= What the task requires =
An exact copy of all the data is required, with pictures left out.
┌─ Material provided
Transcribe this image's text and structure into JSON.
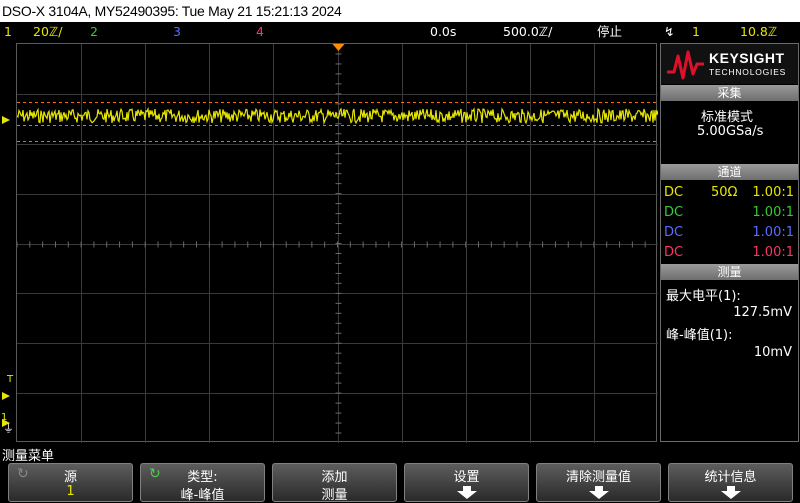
{
  "title": "DSO-X 3104A, MY52490395: Tue May 21 15:21:13 2024",
  "status": {
    "ch1": {
      "num": "1",
      "scale": "20ℤ/",
      "color": "#e6e600"
    },
    "ch2": {
      "num": "2",
      "color": "#33cc33"
    },
    "ch3": {
      "num": "3",
      "color": "#5a6cff"
    },
    "ch4": {
      "num": "4",
      "color": "#ff3366"
    },
    "time_offset": "0.0s",
    "time_scale": "500.0ℤ/",
    "run_state": "停止",
    "trigger_channel": "1",
    "trigger_level": "10.8ℤ"
  },
  "logo": {
    "line1": "KEYSIGHT",
    "line2": "TECHNOLOGIES"
  },
  "acquisition": {
    "header": "采集",
    "mode": "标准模式",
    "rate": "5.00GSa/s"
  },
  "channels": {
    "header": "通道",
    "rows": [
      {
        "coupling": "DC",
        "impedance": "50Ω",
        "probe": "1.00:1",
        "color": "#e6e600"
      },
      {
        "coupling": "DC",
        "impedance": "",
        "probe": "1.00:1",
        "color": "#33cc33"
      },
      {
        "coupling": "DC",
        "impedance": "",
        "probe": "1.00:1",
        "color": "#5a6cff"
      },
      {
        "coupling": "DC",
        "impedance": "",
        "probe": "1.00:1",
        "color": "#ff3366"
      }
    ]
  },
  "measure": {
    "header": "测量",
    "m1_label": "最大电平(1):",
    "m1_value": "127.5mV",
    "m2_label": "峰-峰值(1):",
    "m2_value": "10mV"
  },
  "menu": {
    "title": "测量菜单",
    "keys": [
      {
        "l1": "源",
        "l2": "1"
      },
      {
        "l1": "类型:",
        "l2": "峰-峰值"
      },
      {
        "l1": "添加",
        "l2": "测量"
      },
      {
        "l1": "设置",
        "l2": ""
      },
      {
        "l1": "清除测量值",
        "l2": ""
      },
      {
        "l1": "统计信息",
        "l2": ""
      }
    ]
  },
  "markers": {
    "trigger": "T",
    "ground": "1"
  }
}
└─
= Finished answer =
Transcribe this image's text and structure into JSON.
{
  "title": "DSO-X 3104A, MY52490395: Tue May 21 15:21:13 2024",
  "status": {
    "ch1": {
      "num": "1",
      "scale": "20ℤ/",
      "color": "#e6e600"
    },
    "ch2": {
      "num": "2",
      "color": "#33cc33"
    },
    "ch3": {
      "num": "3",
      "color": "#5a6cff"
    },
    "ch4": {
      "num": "4",
      "color": "#ff3366"
    },
    "time_offset": "0.0s",
    "time_scale": "500.0ℤ/",
    "run_state": "停止",
    "trigger_channel": "1",
    "trigger_level": "10.8ℤ"
  },
  "logo": {
    "line1": "KEYSIGHT",
    "line2": "TECHNOLOGIES"
  },
  "acquisition": {
    "header": "采集",
    "mode": "标准模式",
    "rate": "5.00GSa/s"
  },
  "channels": {
    "header": "通道",
    "rows": [
      {
        "coupling": "DC",
        "impedance": "50Ω",
        "probe": "1.00:1",
        "color": "#e6e600"
      },
      {
        "coupling": "DC",
        "impedance": "",
        "probe": "1.00:1",
        "color": "#33cc33"
      },
      {
        "coupling": "DC",
        "impedance": "",
        "probe": "1.00:1",
        "color": "#5a6cff"
      },
      {
        "coupling": "DC",
        "impedance": "",
        "probe": "1.00:1",
        "color": "#ff3366"
      }
    ]
  },
  "measure": {
    "header": "测量",
    "m1_label": "最大电平(1):",
    "m1_value": "127.5mV",
    "m2_label": "峰-峰值(1):",
    "m2_value": "10mV"
  },
  "menu": {
    "title": "测量菜单",
    "keys": [
      {
        "l1": "源",
        "l2": "1"
      },
      {
        "l1": "类型:",
        "l2": "峰-峰值"
      },
      {
        "l1": "添加",
        "l2": "测量"
      },
      {
        "l1": "设置",
        "l2": ""
      },
      {
        "l1": "清除测量值",
        "l2": ""
      },
      {
        "l1": "统计信息",
        "l2": ""
      }
    ]
  },
  "markers": {
    "trigger": "T",
    "ground": "1"
  }
}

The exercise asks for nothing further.